---------- Items
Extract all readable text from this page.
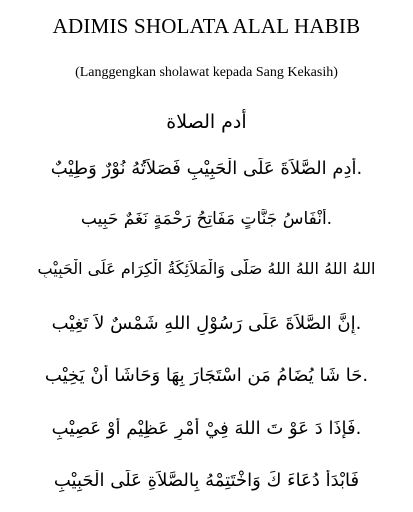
ADIMIS SHOLATA ALAL HABIB
(Langgengkan sholawat kepada Sang Kekasih)
أدم الصلاة
.أَدِمِ الصَّلاَةَ عَلَى الْحَبِيْبِ فَصَلاَتُهُ نُوْرٌ وَطِيْبٌ
.أَنْفَاسُ جَنَّاتٍ مَفَاتِحُ رَحْمَةٍ نَغَمٌ حَبِيب
اللهُ اللهُ اللهُ اللهُ صَلَّى وَالْمَلاَئِكَةُ الْكِرَامِ عَلَى الْحَبِيْبِ
.إِنَّ الصَّلاَةَ عَلَى رَسُوْلِ اللهِ شَمْسٌ لاَ تَغِيْب
.حَا شَا يُضَامُ مَنِ اسْتَجَارَ بِهَا وَحَاشَا أَنْ يَخِيْب
.فَإِذَا دَ عَوْ تَ اللهَ فِيْ أَمْرٍ عَظِيْمٍ أَوْ عَصِيْبٍ
فَابْدَأْ دُعَاءَ كَ وَاخْتَتِمْهُ بِالصَّلاَةِ عَلَى الْحَبِيْبِ
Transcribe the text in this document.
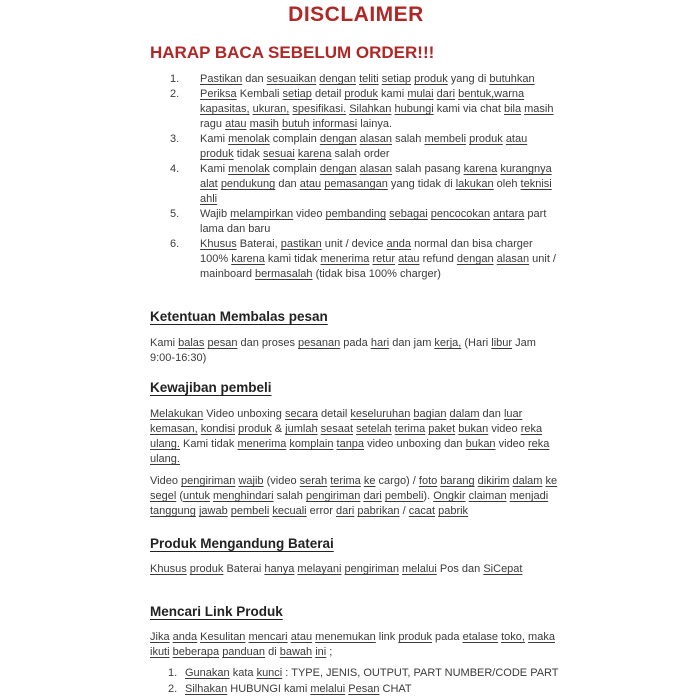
DISCLAIMER
HARAP BACA SEBELUM ORDER!!!
1.	Pastikan dan sesuaikan dengan teliti setiap produk yang di butuhkan
2.	Periksa Kembali setiap detail produk kami mulai dari bentuk,warna kapasitas, ukuran, spesifikasi. Silahkan hubungi kami via chat bila masih ragu atau masih butuh informasi lainya.
3.	Kami menolak complain dengan alasan salah membeli produk atau produk tidak sesuai karena salah order
4.	Kami menolak complain dengan alasan salah pasang karena kurangnya alat pendukung dan atau pemasangan yang tidak di lakukan oleh teknisi ahli
5.	Wajib melampirkan video pembanding sebagai pencocokan antara part lama dan baru
6.	Khusus Baterai, pastikan unit / device anda normal dan bisa charger 100% karena kami tidak menerima retur atau refund dengan alasan unit / mainboard bermasalah (tidak bisa 100% charger)
Ketentuan Membalas pesan

Kami balas pesan dan proses pesanan pada hari dan jam kerja, (Hari libur Jam 9:00-16:30)

Kewajiban pembeli

Melakukan Video unboxing secara detail keseluruhan bagian dalam dan luar kemasan, kondisi produk & jumlah sesaat setelah terima paket bukan video reka ulang. Kami tidak menerima komplain tanpa video unboxing dan bukan video reka ulang.

Video pengiriman wajib (video serah terima ke cargo) / foto barang dikirim dalam ke segel (untuk menghindari salah pengiriman dari pembeli). Ongkir claiman menjadi tanggung jawab pembeli kecuali error dari pabrikan / cacat pabrik

Produk Mengandung Baterai

Khusus produk Baterai hanya melayani pengiriman melalui Pos dan SiCepat

Mencari Link Produk

Jika anda Kesulitan mencari atau menemukan link produk pada etalase toko, maka ikuti beberapa panduan di bawah ini ;

1. Gunakan kata kunci : TYPE, JENIS, OUTPUT, PART NUMBER/CODE PART
2. Silhakan HUBUNGI kami melalui Pesan CHAT
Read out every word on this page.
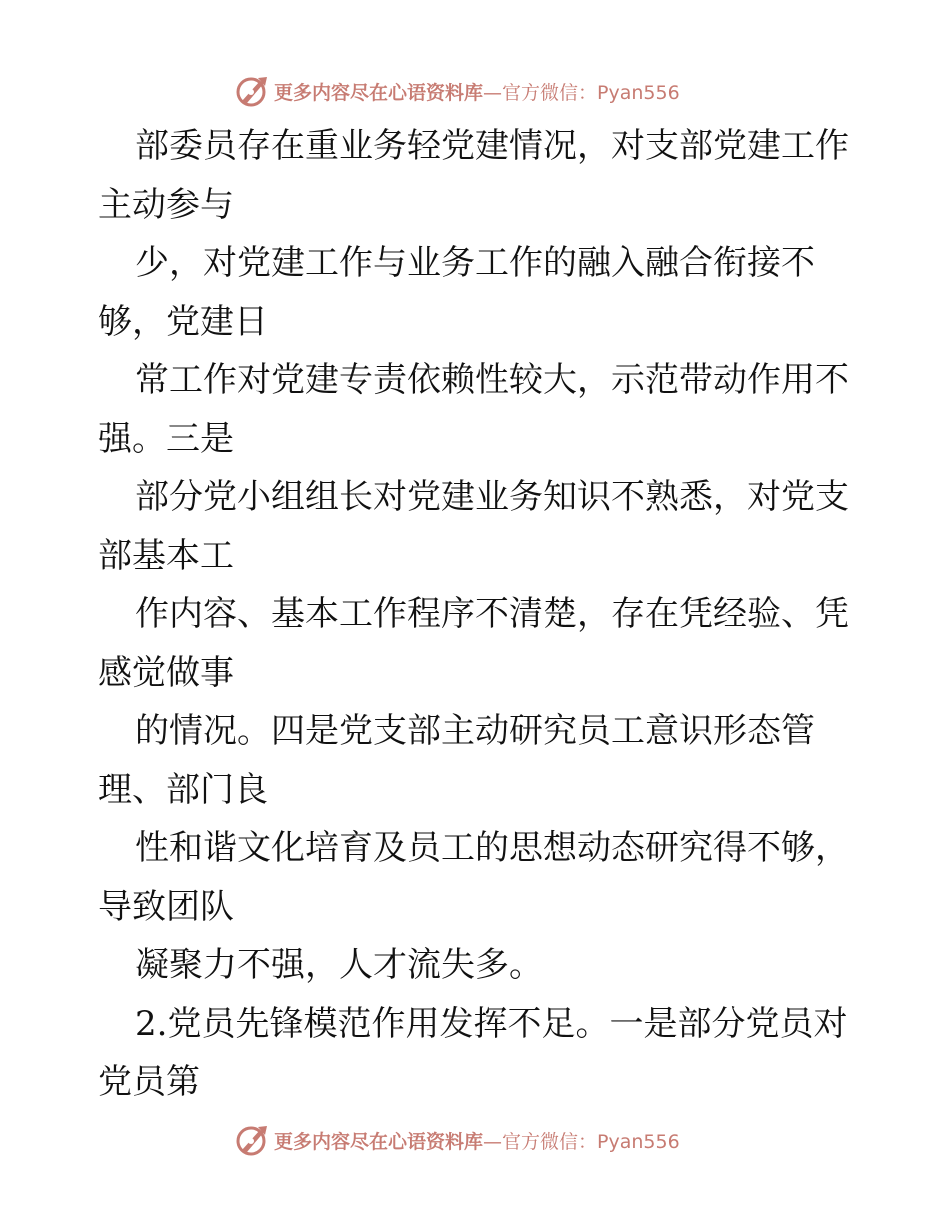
更多内容尽在心语资料库 —官方微信：Pyan556
部委员存在重业务轻党建情况，对支部党建工作
主动参与
少，对党建工作与业务工作的融入融合衔接不
够，党建日
常工作对党建专责依赖性较大，示范带动作用不
强。三是
部分党小组组长对党建业务知识不熟悉，对党支
部基本工
作内容、基本工作程序不清楚，存在凭经验、凭
感觉做事
的情况。四是党支部主动研究员工意识形态管
理、部门良
性和谐文化培育及员工的思想动态研究得不够，
导致团队
凝聚力不强，人才流失多。
2.党员先锋模范作用发挥不足。一是部分党员对
党员第
更多内容尽在心语资料库 —官方微信：Pyan556
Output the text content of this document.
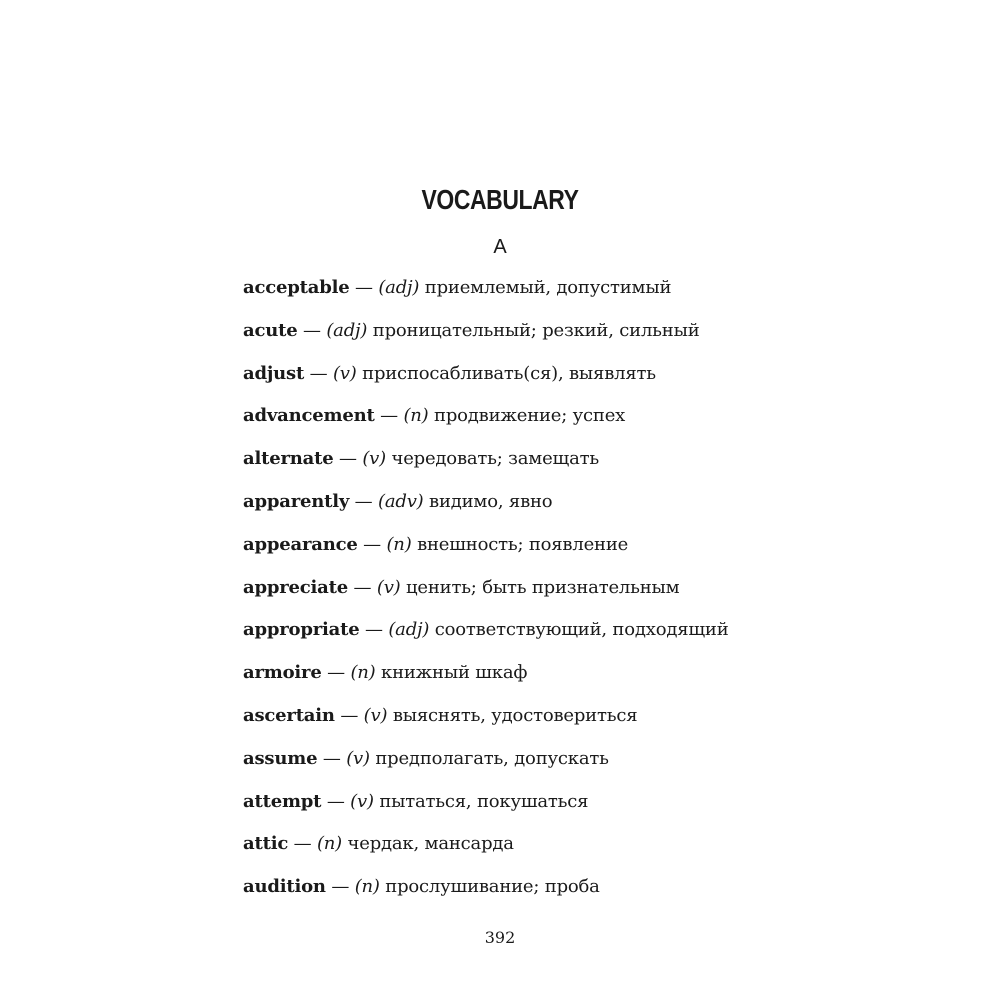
VOCABULARY
A
acceptable — (adj) приемлемый, допустимый
acute — (adj) проницательный; резкий, сильный
adjust — (v) приспосабливать(ся), выявлять
advancement — (n) продвижение; успех
alternate — (v) чередовать; замещать
apparently — (adv) видимо, явно
appearance — (n) внешность; появление
appreciate — (v) ценить; быть признательным
appropriate — (adj) соответствующий, подходящий
armoire — (n) книжный шкаф
ascertain — (v) выяснять, удостовериться
assume — (v) предполагать, допускать
attempt — (v) пытаться, покушаться
attic — (n) чердак, мансарда
audition — (n) прослушивание; проба
392
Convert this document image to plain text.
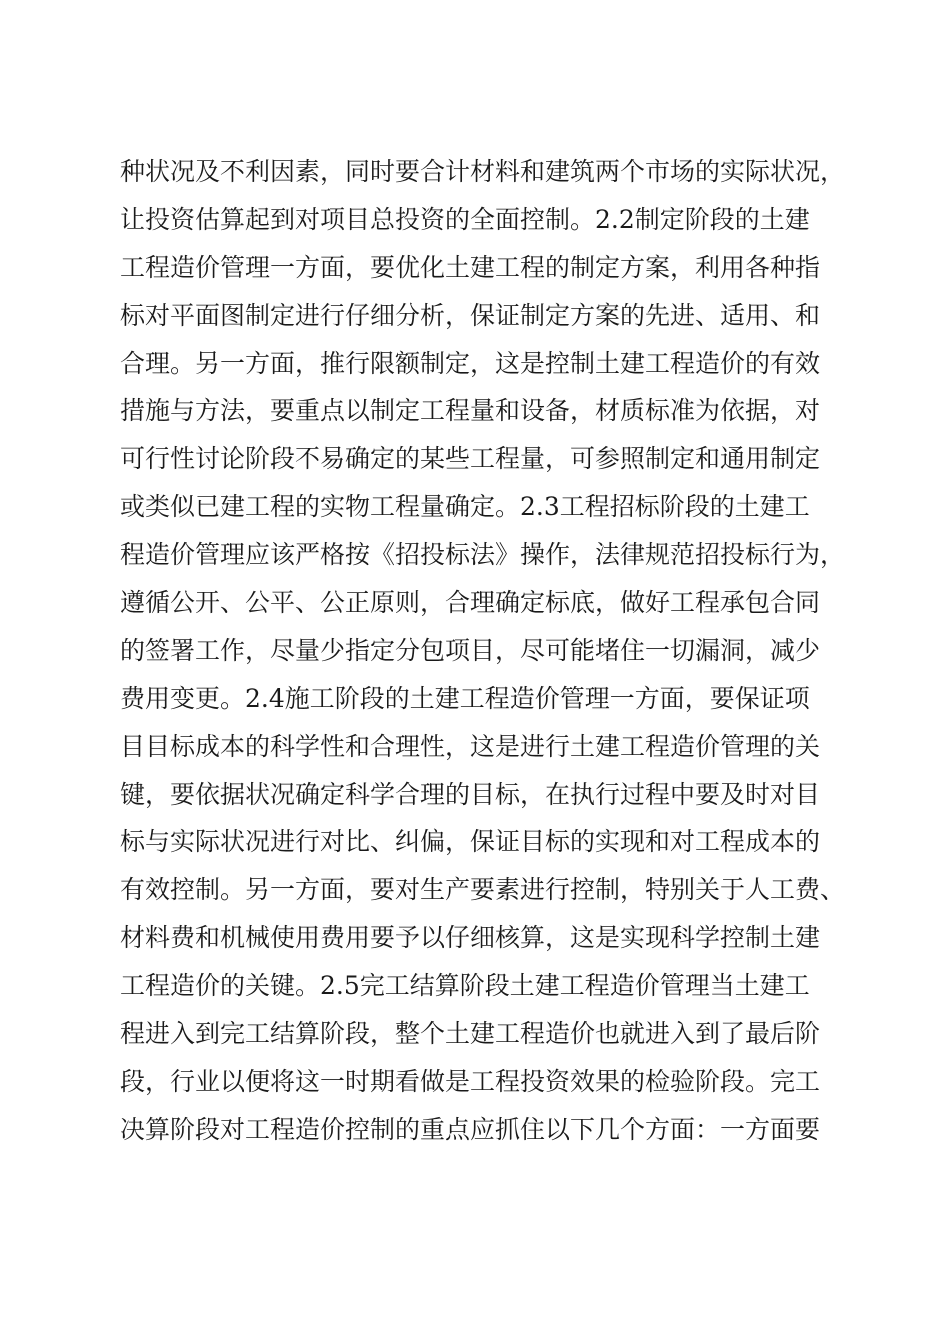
种状况及不利因素，同时要合计材料和建筑两个市场的实际状况，
让投资估算起到对项目总投资的全面控制。2.2制定阶段的土建
工程造价管理一方面，要优化土建工程的制定方案，利用各种指
标对平面图制定进行仔细分析，保证制定方案的先进、适用、和
合理。另一方面，推行限额制定，这是控制土建工程造价的有效
措施与方法，要重点以制定工程量和设备，材质标准为依据，对
可行性讨论阶段不易确定的某些工程量，可参照制定和通用制定
或类似已建工程的实物工程量确定。2.3工程招标阶段的土建工
程造价管理应该严格按《招投标法》操作，法律规范招投标行为，
遵循公开、公平、公正原则，合理确定标底，做好工程承包合同
的签署工作，尽量少指定分包项目，尽可能堵住一切漏洞，减少
费用变更。2.4施工阶段的土建工程造价管理一方面，要保证项
目目标成本的科学性和合理性，这是进行土建工程造价管理的关
键，要依据状况确定科学合理的目标，在执行过程中要及时对目
标与实际状况进行对比、纠偏，保证目标的实现和对工程成本的
有效控制。另一方面，要对生产要素进行控制，特别关于人工费、
材料费和机械使用费用要予以仔细核算，这是实现科学控制土建
工程造价的关键。2.5完工结算阶段土建工程造价管理当土建工
程进入到完工结算阶段，整个土建工程造价也就进入到了最后阶
段，行业以便将这一时期看做是工程投资效果的检验阶段。完工
决算阶段对工程造价控制的重点应抓住以下几个方面：一方面要
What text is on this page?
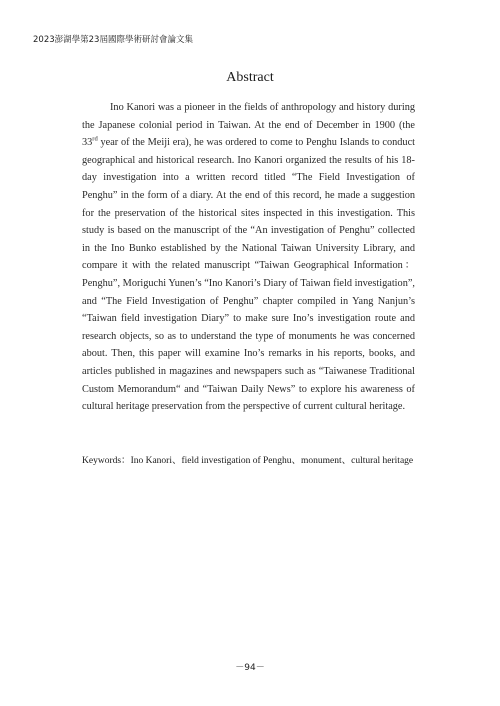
2023澎湖學第23屆國際學術研討會論文集
Abstract

Ino Kanori was a pioneer in the fields of anthropology and history during the Japanese colonial period in Taiwan. At the end of December in 1900 (the 33rd year of the Meiji era), he was ordered to come to Penghu Islands to conduct geographical and historical research. Ino Kanori organized the results of his 18-day investigation into a written record titled “The Field Investigation of Penghu” in the form of a diary. At the end of this record, he made a suggestion for the preservation of the historical sites inspected in this investigation. This study is based on the manuscript of the “An investigation of Penghu” collected in the Ino Bunko established by the National Taiwan University Library, and compare it with the related manuscript “Taiwan Geographical Information： Penghu”, Moriguchi Yunen’s “Ino Kanori’s Diary of Taiwan field investigation”, and “The Field Investigation of Penghu” chapter compiled in Yang Nanjun’s “Taiwan field investigation Diary” to make sure Ino’s investigation route and research objects, so as to understand the type of monuments he was concerned about. Then, this paper will examine Ino’s remarks in his reports, books, and articles published in magazines and newspapers such as “Taiwanese Traditional Custom Memorandum“ and “Taiwan Daily News” to explore his awareness of cultural heritage preservation from the perspective of current cultural heritage.

Keywords：Ino Kanori、field investigation of Penghu、monument、cultural heritage
－94－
--------------------
== What is needed ==
All of the entries above should be duplicated exactly, except for the pictures.

== Task solution ==
Extract all readable text from this page.
ADIMIS SHOLATA ALAL HABIB
(Langgengkan sholawat kepada Sang Kekasih)
أدم الصلاة
.أَدِمِ الصَّلاَةَ عَلَى الْحَبِيْبِ فَصَلاَتُهُ نُوْرٌ وَطِيْبٌ
.أَنْفَاسُ جَنَّاتٍ مَفَاتِحُ رَحْمَةٍ نَغَمٌ حَبِيب
اللهُ اللهُ اللهُ اللهُ صَلَّى وَالْمَلاَئِكَةُ الْكِرَامِ عَلَى الْحَبِيْبِ
.إِنَّ الصَّلاَةَ عَلَى رَسُوْلِ اللهِ شَمْسٌ لاَ تَغِيْب
.حَا شَا يُضَامُ مَنِ اسْتَجَارَ بِهَا وَحَاشَا أَنْ يَخِيْب
.فَإِذَا دَ عَوْ تَ اللهَ فِيْ أَمْرٍ عَظِيْمٍ أَوْ عَصِيْبٍ
فَابْدَأْ دُعَاءَ كَ وَاخْتَتِمْهُ بِالصَّلاَةِ عَلَى الْحَبِيْبِ
Transcribe the text in this document.
DISCLAIMER
HARAP BACA SEBELUM ORDER!!!
1.	Pastikan dan sesuaikan dengan teliti setiap produk yang di butuhkan
2.	Periksa Kembali setiap detail produk kami mulai dari bentuk,warna kapasitas, ukuran, spesifikasi. Silahkan hubungi kami via chat bila masih ragu atau masih butuh informasi lainya.
3.	Kami menolak complain dengan alasan salah membeli produk atau produk tidak sesuai karena salah order
4.	Kami menolak complain dengan alasan salah pasang karena kurangnya alat pendukung dan atau pemasangan yang tidak di lakukan oleh teknisi ahli
5.	Wajib melampirkan video pembanding sebagai pencocokan antara part lama dan baru
6.	Khusus Baterai, pastikan unit / device anda normal dan bisa charger 100% karena kami tidak menerima retur atau refund dengan alasan unit / mainboard bermasalah (tidak bisa 100% charger)
Ketentuan Membalas pesan

Kami balas pesan dan proses pesanan pada hari dan jam kerja, (Hari libur Jam 9:00-16:30)

Kewajiban pembeli

Melakukan Video unboxing secara detail keseluruhan bagian dalam dan luar kemasan, kondisi produk & jumlah sesaat setelah terima paket bukan video reka ulang. Kami tidak menerima komplain tanpa video unboxing dan bukan video reka ulang.

Video pengiriman wajib (video serah terima ke cargo) / foto barang dikirim dalam ke segel (untuk menghindari salah pengiriman dari pembeli). Ongkir claiman menjadi tanggung jawab pembeli kecuali error dari pabrikan / cacat pabrik

Produk Mengandung Baterai

Khusus produk Baterai hanya melayani pengiriman melalui Pos dan SiCepat

Mencari Link Produk

Jika anda Kesulitan mencari atau menemukan link produk pada etalase toko, maka ikuti beberapa panduan di bawah ini ;

1. Gunakan kata kunci : TYPE, JENIS, OUTPUT, PART NUMBER/CODE PART
2. Silhakan HUBUNGI kami melalui Pesan CHAT
Read out every word on this page.
更多内容尽在心语资料库 —官方微信：Pyan556
部委员存在重业务轻党建情况，对支部党建工作
主动参与
少，对党建工作与业务工作的融入融合衔接不
够，党建日
常工作对党建专责依赖性较大，示范带动作用不
强。三是
部分党小组组长对党建业务知识不熟悉，对党支
部基本工
作内容、基本工作程序不清楚，存在凭经验、凭
感觉做事
的情况。四是党支部主动研究员工意识形态管
理、部门良
性和谐文化培育及员工的思想动态研究得不够，
导致团队
凝聚力不强，人才流失多。
2.党员先锋模范作用发挥不足。一是部分党员对
党员第
更多内容尽在心语资料库 —官方微信：Pyan556
Output the text content of this document.
VOCABULARY
A
acceptable — (adj) приемлемый, допустимый
acute — (adj) проницательный; резкий, сильный
adjust — (v) приспосабливать(ся), выявлять
advancement — (n) продвижение; успех
alternate — (v) чередовать; замещать
apparently — (adv) видимо, явно
appearance — (n) внешность; появление
appreciate — (v) ценить; быть признательным
appropriate — (adj) соответствующий, подходящий
armoire — (n) книжный шкаф
ascertain — (v) выяснять, удостовериться
assume — (v) предполагать, допускать
attempt — (v) пытаться, покушаться
attic — (n) чердак, мансарда
audition — (n) прослушивание; проба
392
Convert this document image to plain text.
种状况及不利因素，同时要合计材料和建筑两个市场的实际状况，
让投资估算起到对项目总投资的全面控制。2.2制定阶段的土建
工程造价管理一方面，要优化土建工程的制定方案，利用各种指
标对平面图制定进行仔细分析，保证制定方案的先进、适用、和
合理。另一方面，推行限额制定，这是控制土建工程造价的有效
措施与方法，要重点以制定工程量和设备，材质标准为依据，对
可行性讨论阶段不易确定的某些工程量，可参照制定和通用制定
或类似已建工程的实物工程量确定。2.3工程招标阶段的土建工
程造价管理应该严格按《招投标法》操作，法律规范招投标行为，
遵循公开、公平、公正原则，合理确定标底，做好工程承包合同
的签署工作，尽量少指定分包项目，尽可能堵住一切漏洞，减少
费用变更。2.4施工阶段的土建工程造价管理一方面，要保证项
目目标成本的科学性和合理性，这是进行土建工程造价管理的关
键，要依据状况确定科学合理的目标，在执行过程中要及时对目
标与实际状况进行对比、纠偏，保证目标的实现和对工程成本的
有效控制。另一方面，要对生产要素进行控制，特别关于人工费、
材料费和机械使用费用要予以仔细核算，这是实现科学控制土建
工程造价的关键。2.5完工结算阶段土建工程造价管理当土建工
程进入到完工结算阶段，整个土建工程造价也就进入到了最后阶
段，行业以便将这一时期看做是工程投资效果的检验阶段。完工
决算阶段对工程造价控制的重点应抓住以下几个方面：一方面要
What text is on this page?
2023澎湖學第23屆國際學術研討會論文集
Abstract

Ino Kanori was a pioneer in the fields of anthropology and history during the Japanese colonial period in Taiwan. At the end of December in 1900 (the 33rd year of the Meiji era), he was ordered to come to Penghu Islands to conduct geographical and historical research. Ino Kanori organized the results of his 18-day investigation into a written record titled “The Field Investigation of Penghu” in the form of a diary. At the end of this record, he made a suggestion for the preservation of the historical sites inspected in this investigation. This study is based on the manuscript of the “An investigation of Penghu” collected in the Ino Bunko established by the National Taiwan University Library, and compare it with the related manuscript “Taiwan Geographical Information： Penghu”, Moriguchi Yunen’s “Ino Kanori’s Diary of Taiwan field investigation”, and “The Field Investigation of Penghu” chapter compiled in Yang Nanjun’s “Taiwan field investigation Diary” to make sure Ino’s investigation route and research objects, so as to understand the type of monuments he was concerned about. Then, this paper will examine Ino’s remarks in his reports, books, and articles published in magazines and newspapers such as “Taiwanese Traditional Custom Memorandum“ and “Taiwan Daily News” to explore his awareness of cultural heritage preservation from the perspective of current cultural heritage.

Keywords：Ino Kanori、field investigation of Penghu、monument、cultural heritage
－94－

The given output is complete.